[Start]

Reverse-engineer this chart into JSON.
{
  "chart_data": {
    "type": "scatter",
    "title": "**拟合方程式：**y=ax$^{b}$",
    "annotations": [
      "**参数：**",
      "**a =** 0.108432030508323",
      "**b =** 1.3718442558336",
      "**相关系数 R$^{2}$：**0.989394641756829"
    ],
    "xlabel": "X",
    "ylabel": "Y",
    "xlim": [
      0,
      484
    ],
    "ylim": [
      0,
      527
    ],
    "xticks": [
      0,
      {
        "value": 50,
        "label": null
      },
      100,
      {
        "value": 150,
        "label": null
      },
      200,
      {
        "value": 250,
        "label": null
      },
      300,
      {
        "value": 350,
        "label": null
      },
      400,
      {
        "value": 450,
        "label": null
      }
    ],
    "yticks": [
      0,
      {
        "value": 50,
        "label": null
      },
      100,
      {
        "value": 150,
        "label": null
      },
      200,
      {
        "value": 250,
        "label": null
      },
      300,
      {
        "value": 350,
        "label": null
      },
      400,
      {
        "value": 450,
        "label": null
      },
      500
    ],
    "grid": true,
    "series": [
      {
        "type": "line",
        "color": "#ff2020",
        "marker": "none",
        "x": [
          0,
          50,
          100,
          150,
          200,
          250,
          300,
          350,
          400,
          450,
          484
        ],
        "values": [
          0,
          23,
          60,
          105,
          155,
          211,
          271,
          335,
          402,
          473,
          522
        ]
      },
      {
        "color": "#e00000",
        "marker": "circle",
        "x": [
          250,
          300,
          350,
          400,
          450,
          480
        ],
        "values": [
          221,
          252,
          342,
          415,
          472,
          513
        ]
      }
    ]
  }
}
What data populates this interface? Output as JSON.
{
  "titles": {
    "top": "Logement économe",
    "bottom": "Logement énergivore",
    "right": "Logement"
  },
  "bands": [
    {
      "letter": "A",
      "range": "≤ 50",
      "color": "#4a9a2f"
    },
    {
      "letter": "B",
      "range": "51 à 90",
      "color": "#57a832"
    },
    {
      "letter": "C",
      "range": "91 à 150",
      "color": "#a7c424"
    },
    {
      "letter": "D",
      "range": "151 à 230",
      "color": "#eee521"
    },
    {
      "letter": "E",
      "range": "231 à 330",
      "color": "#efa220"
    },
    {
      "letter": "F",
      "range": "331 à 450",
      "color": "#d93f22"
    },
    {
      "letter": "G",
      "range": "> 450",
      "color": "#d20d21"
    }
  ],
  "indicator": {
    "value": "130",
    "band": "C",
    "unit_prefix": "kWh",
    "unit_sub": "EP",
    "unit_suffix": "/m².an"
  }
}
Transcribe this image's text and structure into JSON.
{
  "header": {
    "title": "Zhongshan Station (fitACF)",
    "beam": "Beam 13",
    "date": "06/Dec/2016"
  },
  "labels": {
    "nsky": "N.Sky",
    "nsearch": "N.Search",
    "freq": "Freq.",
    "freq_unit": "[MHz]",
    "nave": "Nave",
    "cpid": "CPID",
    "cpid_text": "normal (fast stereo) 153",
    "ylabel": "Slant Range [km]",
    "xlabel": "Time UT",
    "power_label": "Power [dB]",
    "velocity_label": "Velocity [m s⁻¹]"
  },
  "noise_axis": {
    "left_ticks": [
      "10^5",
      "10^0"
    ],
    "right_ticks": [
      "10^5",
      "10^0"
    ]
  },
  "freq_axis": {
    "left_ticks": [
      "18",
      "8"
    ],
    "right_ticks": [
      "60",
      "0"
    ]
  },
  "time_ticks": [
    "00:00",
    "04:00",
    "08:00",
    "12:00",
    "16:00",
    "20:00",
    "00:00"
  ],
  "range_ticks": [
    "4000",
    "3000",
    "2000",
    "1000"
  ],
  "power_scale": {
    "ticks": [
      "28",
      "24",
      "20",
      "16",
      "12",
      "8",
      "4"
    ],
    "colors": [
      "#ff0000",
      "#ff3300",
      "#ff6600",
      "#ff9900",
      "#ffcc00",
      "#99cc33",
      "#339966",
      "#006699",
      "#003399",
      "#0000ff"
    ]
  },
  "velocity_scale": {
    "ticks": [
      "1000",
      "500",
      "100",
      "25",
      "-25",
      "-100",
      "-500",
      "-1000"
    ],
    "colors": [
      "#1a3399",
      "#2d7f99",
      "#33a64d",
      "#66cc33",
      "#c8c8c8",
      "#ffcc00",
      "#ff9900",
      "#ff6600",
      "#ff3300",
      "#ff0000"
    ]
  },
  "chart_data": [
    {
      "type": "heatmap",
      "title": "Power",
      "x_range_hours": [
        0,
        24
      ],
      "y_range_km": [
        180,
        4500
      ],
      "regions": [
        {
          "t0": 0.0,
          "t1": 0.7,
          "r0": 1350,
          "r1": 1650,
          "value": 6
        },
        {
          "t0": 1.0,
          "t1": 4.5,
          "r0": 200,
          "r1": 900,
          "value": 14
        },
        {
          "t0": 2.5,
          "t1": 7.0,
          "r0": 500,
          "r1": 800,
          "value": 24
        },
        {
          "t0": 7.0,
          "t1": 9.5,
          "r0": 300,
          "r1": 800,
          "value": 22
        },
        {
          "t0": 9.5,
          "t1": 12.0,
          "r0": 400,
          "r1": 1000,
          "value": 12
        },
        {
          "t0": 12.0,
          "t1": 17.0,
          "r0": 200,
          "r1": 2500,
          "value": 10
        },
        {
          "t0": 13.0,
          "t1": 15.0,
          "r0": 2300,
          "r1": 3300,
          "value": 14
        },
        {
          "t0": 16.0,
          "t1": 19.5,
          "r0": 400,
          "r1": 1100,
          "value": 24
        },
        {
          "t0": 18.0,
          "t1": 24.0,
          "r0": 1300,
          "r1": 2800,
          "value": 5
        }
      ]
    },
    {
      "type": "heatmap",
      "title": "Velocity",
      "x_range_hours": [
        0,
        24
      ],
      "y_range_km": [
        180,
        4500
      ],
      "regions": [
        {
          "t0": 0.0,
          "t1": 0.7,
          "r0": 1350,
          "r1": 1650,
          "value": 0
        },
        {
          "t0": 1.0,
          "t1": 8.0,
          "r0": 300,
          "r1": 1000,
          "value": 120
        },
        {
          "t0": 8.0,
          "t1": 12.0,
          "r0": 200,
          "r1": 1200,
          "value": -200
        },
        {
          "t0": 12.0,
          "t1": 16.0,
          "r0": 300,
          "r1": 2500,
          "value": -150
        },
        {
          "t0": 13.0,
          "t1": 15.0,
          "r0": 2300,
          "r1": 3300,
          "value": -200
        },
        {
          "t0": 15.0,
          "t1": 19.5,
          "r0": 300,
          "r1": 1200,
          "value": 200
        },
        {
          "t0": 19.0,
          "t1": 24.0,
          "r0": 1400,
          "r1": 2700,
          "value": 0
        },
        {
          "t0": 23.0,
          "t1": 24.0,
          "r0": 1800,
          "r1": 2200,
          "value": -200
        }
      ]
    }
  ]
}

[End]

◆ WHAT YOU SHOULD DO: All of the records must be repeated exactly.

◆ COMPLETE ANSWER:
Reverse-engineer this chart into JSON.
{
  "chart_data": {
    "type": "scatter",
    "title": "**拟合方程式：**y=ax$^{b}$",
    "annotations": [
      "**参数：**",
      "**a =** 0.108432030508323",
      "**b =** 1.3718442558336",
      "**相关系数 R$^{2}$：**0.989394641756829"
    ],
    "xlabel": "X",
    "ylabel": "Y",
    "xlim": [
      0,
      484
    ],
    "ylim": [
      0,
      527
    ],
    "xticks": [
      0,
      {
        "value": 50,
        "label": null
      },
      100,
      {
        "value": 150,
        "label": null
      },
      200,
      {
        "value": 250,
        "label": null
      },
      300,
      {
        "value": 350,
        "label": null
      },
      400,
      {
        "value": 450,
        "label": null
      }
    ],
    "yticks": [
      0,
      {
        "value": 50,
        "label": null
      },
      100,
      {
        "value": 150,
        "label": null
      },
      200,
      {
        "value": 250,
        "label": null
      },
      300,
      {
        "value": 350,
        "label": null
      },
      400,
      {
        "value": 450,
        "label": null
      },
      500
    ],
    "grid": true,
    "series": [
      {
        "type": "line",
        "color": "#ff2020",
        "marker": "none",
        "x": [
          0,
          50,
          100,
          150,
          200,
          250,
          300,
          350,
          400,
          450,
          484
        ],
        "values": [
          0,
          23,
          60,
          105,
          155,
          211,
          271,
          335,
          402,
          473,
          522
        ]
      },
      {
        "color": "#e00000",
        "marker": "circle",
        "x": [
          250,
          300,
          350,
          400,
          450,
          480
        ],
        "values": [
          221,
          252,
          342,
          415,
          472,
          513
        ]
      }
    ]
  }
}
What data populates this interface? Output as JSON.
{
  "titles": {
    "top": "Logement économe",
    "bottom": "Logement énergivore",
    "right": "Logement"
  },
  "bands": [
    {
      "letter": "A",
      "range": "≤ 50",
      "color": "#4a9a2f"
    },
    {
      "letter": "B",
      "range": "51 à 90",
      "color": "#57a832"
    },
    {
      "letter": "C",
      "range": "91 à 150",
      "color": "#a7c424"
    },
    {
      "letter": "D",
      "range": "151 à 230",
      "color": "#eee521"
    },
    {
      "letter": "E",
      "range": "231 à 330",
      "color": "#efa220"
    },
    {
      "letter": "F",
      "range": "331 à 450",
      "color": "#d93f22"
    },
    {
      "letter": "G",
      "range": "> 450",
      "color": "#d20d21"
    }
  ],
  "indicator": {
    "value": "130",
    "band": "C",
    "unit_prefix": "kWh",
    "unit_sub": "EP",
    "unit_suffix": "/m².an"
  }
}
Transcribe this image's text and structure into JSON.
{
  "header": {
    "title": "Zhongshan Station (fitACF)",
    "beam": "Beam 13",
    "date": "06/Dec/2016"
  },
  "labels": {
    "nsky": "N.Sky",
    "nsearch": "N.Search",
    "freq": "Freq.",
    "freq_unit": "[MHz]",
    "nave": "Nave",
    "cpid": "CPID",
    "cpid_text": "normal (fast stereo) 153",
    "ylabel": "Slant Range [km]",
    "xlabel": "Time UT",
    "power_label": "Power [dB]",
    "velocity_label": "Velocity [m s⁻¹]"
  },
  "noise_axis": {
    "left_ticks": [
      "10^5",
      "10^0"
    ],
    "right_ticks": [
      "10^5",
      "10^0"
    ]
  },
  "freq_axis": {
    "left_ticks": [
      "18",
      "8"
    ],
    "right_ticks": [
      "60",
      "0"
    ]
  },
  "time_ticks": [
    "00:00",
    "04:00",
    "08:00",
    "12:00",
    "16:00",
    "20:00",
    "00:00"
  ],
  "range_ticks": [
    "4000",
    "3000",
    "2000",
    "1000"
  ],
  "power_scale": {
    "ticks": [
      "28",
      "24",
      "20",
      "16",
      "12",
      "8",
      "4"
    ],
    "colors": [
      "#ff0000",
      "#ff3300",
      "#ff6600",
      "#ff9900",
      "#ffcc00",
      "#99cc33",
      "#339966",
      "#006699",
      "#003399",
      "#0000ff"
    ]
  },
  "velocity_scale": {
    "ticks": [
      "1000",
      "500",
      "100",
      "25",
      "-25",
      "-100",
      "-500",
      "-1000"
    ],
    "colors": [
      "#1a3399",
      "#2d7f99",
      "#33a64d",
      "#66cc33",
      "#c8c8c8",
      "#ffcc00",
      "#ff9900",
      "#ff6600",
      "#ff3300",
      "#ff0000"
    ]
  },
  "chart_data": [
    {
      "type": "heatmap",
      "title": "Power",
      "x_range_hours": [
        0,
        24
      ],
      "y_range_km": [
        180,
        4500
      ],
      "regions": [
        {
          "t0": 0.0,
          "t1": 0.7,
          "r0": 1350,
          "r1": 1650,
          "value": 6
        },
        {
          "t0": 1.0,
          "t1": 4.5,
          "r0": 200,
          "r1": 900,
          "value": 14
        },
        {
          "t0": 2.5,
          "t1": 7.0,
          "r0": 500,
          "r1": 800,
          "value": 24
        },
        {
          "t0": 7.0,
          "t1": 9.5,
          "r0": 300,
          "r1": 800,
          "value": 22
        },
        {
          "t0": 9.5,
          "t1": 12.0,
          "r0": 400,
          "r1": 1000,
          "value": 12
        },
        {
          "t0": 12.0,
          "t1": 17.0,
          "r0": 200,
          "r1": 2500,
          "value": 10
        },
        {
          "t0": 13.0,
          "t1": 15.0,
          "r0": 2300,
          "r1": 3300,
          "value": 14
        },
        {
          "t0": 16.0,
          "t1": 19.5,
          "r0": 400,
          "r1": 1100,
          "value": 24
        },
        {
          "t0": 18.0,
          "t1": 24.0,
          "r0": 1300,
          "r1": 2800,
          "value": 5
        }
      ]
    },
    {
      "type": "heatmap",
      "title": "Velocity",
      "x_range_hours": [
        0,
        24
      ],
      "y_range_km": [
        180,
        4500
      ],
      "regions": [
        {
          "t0": 0.0,
          "t1": 0.7,
          "r0": 1350,
          "r1": 1650,
          "value": 0
        },
        {
          "t0": 1.0,
          "t1": 8.0,
          "r0": 300,
          "r1": 1000,
          "value": 120
        },
        {
          "t0": 8.0,
          "t1": 12.0,
          "r0": 200,
          "r1": 1200,
          "value": -200
        },
        {
          "t0": 12.0,
          "t1": 16.0,
          "r0": 300,
          "r1": 2500,
          "value": -150
        },
        {
          "t0": 13.0,
          "t1": 15.0,
          "r0": 2300,
          "r1": 3300,
          "value": -200
        },
        {
          "t0": 15.0,
          "t1": 19.5,
          "r0": 300,
          "r1": 1200,
          "value": 200
        },
        {
          "t0": 19.0,
          "t1": 24.0,
          "r0": 1400,
          "r1": 2700,
          "value": 0
        },
        {
          "t0": 23.0,
          "t1": 24.0,
          "r0": 1800,
          "r1": 2200,
          "value": -200
        }
      ]
    }
  ]
}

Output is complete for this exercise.